EXTRACT PROVIDED:
══════════════════════════════

Elie Bursztein says technology can make fighting these crimes more efficient.
Some of the worst jobs in technology involve finding and stopping the spread of child sexual abuse images. They're horrible because they require people to see images that can leave deep emotional scars.
What's more, technology is making this important job harder because cameras on phones make it easier to create more of this content which then changes hands on a vast internet black market.
Elie Bursztein, who directs the anti-abuse research team at Google, says software and artificial intelligence can make it easier to find and stop the spread of these images. That's a crucial step in rescuing children and catching perpetrators.
"It's us up to us to build transformative technology," Bursztein said, "and keep our kids safe."
The challenge is getting harder. Child exploitation images exploded to 18.4 million in 2018, 6,000 times more than the 3,000 recorded in 1998, Bursztein said on Monday, citing data from the National Center for Missing and Exploited Children, an NGO that tracks child sexual abuse images in the US. That's just too much information for investigators and content reviewers to deal with efficiently, he said Monday at the Enigma Conference, a security and privacy meeting.
At Google, Bursztein partners with NCMEC, as well as Thorn, a company that builds technology to defend children from sexual abuse. He believes artificial intelligence tools and software can help counter the problem by helping investigators find images faster that will lead them to solve crimes. One potential tool would analyze images and tell investigators how much useful, identifying information, such as how many features of a person's face are visible.
That would keep them from having to sift through images that might include obscured faces and allow them to focus on images that provide useful information that would help them rescue a child or catch an abuser.

══════════════════════════════

DATASET ENTRIES:

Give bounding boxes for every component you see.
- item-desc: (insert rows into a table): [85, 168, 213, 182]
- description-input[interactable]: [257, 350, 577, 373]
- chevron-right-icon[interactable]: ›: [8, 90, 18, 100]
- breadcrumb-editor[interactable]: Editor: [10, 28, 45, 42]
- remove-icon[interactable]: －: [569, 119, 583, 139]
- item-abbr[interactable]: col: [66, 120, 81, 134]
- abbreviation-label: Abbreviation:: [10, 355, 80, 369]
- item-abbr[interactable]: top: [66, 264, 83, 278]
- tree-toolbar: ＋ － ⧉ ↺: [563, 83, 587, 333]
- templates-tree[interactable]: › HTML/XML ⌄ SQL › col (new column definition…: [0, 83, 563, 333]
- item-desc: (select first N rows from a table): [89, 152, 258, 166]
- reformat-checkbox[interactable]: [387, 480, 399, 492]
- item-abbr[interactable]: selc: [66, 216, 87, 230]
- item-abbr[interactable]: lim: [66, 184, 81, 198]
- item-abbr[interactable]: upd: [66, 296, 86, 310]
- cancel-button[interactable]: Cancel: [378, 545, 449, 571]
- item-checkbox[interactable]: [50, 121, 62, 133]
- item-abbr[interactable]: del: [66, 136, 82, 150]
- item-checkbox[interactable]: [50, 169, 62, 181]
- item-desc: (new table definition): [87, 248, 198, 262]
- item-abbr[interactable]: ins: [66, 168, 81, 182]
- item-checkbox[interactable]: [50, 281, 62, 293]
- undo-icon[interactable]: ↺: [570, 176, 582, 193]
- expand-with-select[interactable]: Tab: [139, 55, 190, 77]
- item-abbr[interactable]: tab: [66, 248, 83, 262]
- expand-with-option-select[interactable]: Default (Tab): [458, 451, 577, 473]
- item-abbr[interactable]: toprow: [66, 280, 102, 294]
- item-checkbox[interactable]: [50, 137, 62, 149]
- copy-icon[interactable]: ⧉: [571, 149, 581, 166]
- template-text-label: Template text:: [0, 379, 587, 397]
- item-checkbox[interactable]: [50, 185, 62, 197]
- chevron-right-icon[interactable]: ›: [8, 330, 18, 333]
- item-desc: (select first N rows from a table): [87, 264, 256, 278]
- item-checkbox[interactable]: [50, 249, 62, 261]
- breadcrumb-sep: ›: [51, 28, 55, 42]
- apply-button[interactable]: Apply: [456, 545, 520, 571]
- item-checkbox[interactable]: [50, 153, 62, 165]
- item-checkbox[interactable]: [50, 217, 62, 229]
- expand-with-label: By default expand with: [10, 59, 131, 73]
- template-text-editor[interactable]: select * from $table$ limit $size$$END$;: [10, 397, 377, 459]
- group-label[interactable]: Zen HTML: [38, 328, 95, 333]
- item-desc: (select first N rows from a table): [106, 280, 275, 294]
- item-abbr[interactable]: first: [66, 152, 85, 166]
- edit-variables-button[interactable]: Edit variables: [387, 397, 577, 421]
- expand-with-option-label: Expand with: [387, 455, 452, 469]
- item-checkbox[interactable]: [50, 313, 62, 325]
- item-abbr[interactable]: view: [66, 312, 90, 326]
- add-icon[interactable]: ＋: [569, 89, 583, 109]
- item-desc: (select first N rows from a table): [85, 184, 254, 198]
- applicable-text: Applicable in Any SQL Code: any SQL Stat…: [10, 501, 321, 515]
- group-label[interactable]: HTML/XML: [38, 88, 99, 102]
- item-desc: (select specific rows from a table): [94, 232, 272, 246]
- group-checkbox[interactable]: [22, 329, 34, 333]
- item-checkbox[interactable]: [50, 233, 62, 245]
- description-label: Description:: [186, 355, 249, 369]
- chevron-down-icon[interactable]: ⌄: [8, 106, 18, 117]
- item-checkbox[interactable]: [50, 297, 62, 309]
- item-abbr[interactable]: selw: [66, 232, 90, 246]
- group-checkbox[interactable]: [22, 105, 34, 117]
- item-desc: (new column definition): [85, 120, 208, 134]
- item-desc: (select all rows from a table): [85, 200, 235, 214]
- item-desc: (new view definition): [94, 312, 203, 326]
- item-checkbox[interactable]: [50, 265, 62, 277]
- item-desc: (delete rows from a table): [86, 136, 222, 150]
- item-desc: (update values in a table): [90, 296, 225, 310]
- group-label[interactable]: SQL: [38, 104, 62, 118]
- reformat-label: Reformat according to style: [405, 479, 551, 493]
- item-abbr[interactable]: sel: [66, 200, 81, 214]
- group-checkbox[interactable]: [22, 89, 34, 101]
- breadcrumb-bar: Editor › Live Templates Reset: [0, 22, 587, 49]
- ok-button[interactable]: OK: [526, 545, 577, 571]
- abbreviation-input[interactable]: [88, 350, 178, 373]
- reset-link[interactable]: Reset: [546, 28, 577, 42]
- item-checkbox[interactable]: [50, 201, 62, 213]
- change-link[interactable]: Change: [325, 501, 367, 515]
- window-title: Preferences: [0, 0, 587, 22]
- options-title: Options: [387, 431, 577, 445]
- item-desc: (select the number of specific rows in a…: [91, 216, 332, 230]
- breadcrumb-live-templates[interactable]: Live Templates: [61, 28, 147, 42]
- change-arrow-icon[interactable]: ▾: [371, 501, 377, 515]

══════════════════════════════

ASSIGNMENT 1: According to the article on detecting child sexual abuse images, why would a tool that measures how much identifying information an image contains help investigators? Answer in one to three sentences.
ASSIGNMENT 2: In the article on detecting child sexual abuse images, how many child exploitation images were recorded in 2018, according to the data Bursztein cited?
ASSIGNMENT 3: Extend the article on detecting child sexual abuse images from the point where it stops.

RESPONSE AREA 1: Such a tool would spare investigators from sifting through images in which faces may be obscured. It would let them concentrate on images that give useful information for rescuing a child or catching an abuser.

RESPONSE AREA 2: 18.4 million.

RESPONSE AREA 3:
Another possibility is a software interface that can help investigators prioritize images, allowing them to find images that lead to breakthroughs faster. Finally, deep learning, an artificial intelligence technique, could group together related images.
Technology won't replace human investigators, who will ultimately have to review flagged images, Bursztein said. Determining whether someone is involved in a crime can't be left to machines.
"It's a very serious accusation," he said, adding "we have to make sure."
Bursztein also said that some techniques might help blunt the emotional wear on investigators. A technique called a "style transfer" can make images less disturbing to look at by altering a photo to look more like an illustration. That will allow the human investigator understand what's happening in the image without exposing them to lifelike photographic detail.
The technique hasn't been tried yet so it's unclear how effective it will be. Still, Bursztein and his collaborators applied it to explicit and violent images and found style transfers lowered the emotional impact on human content moderators by 16 percent.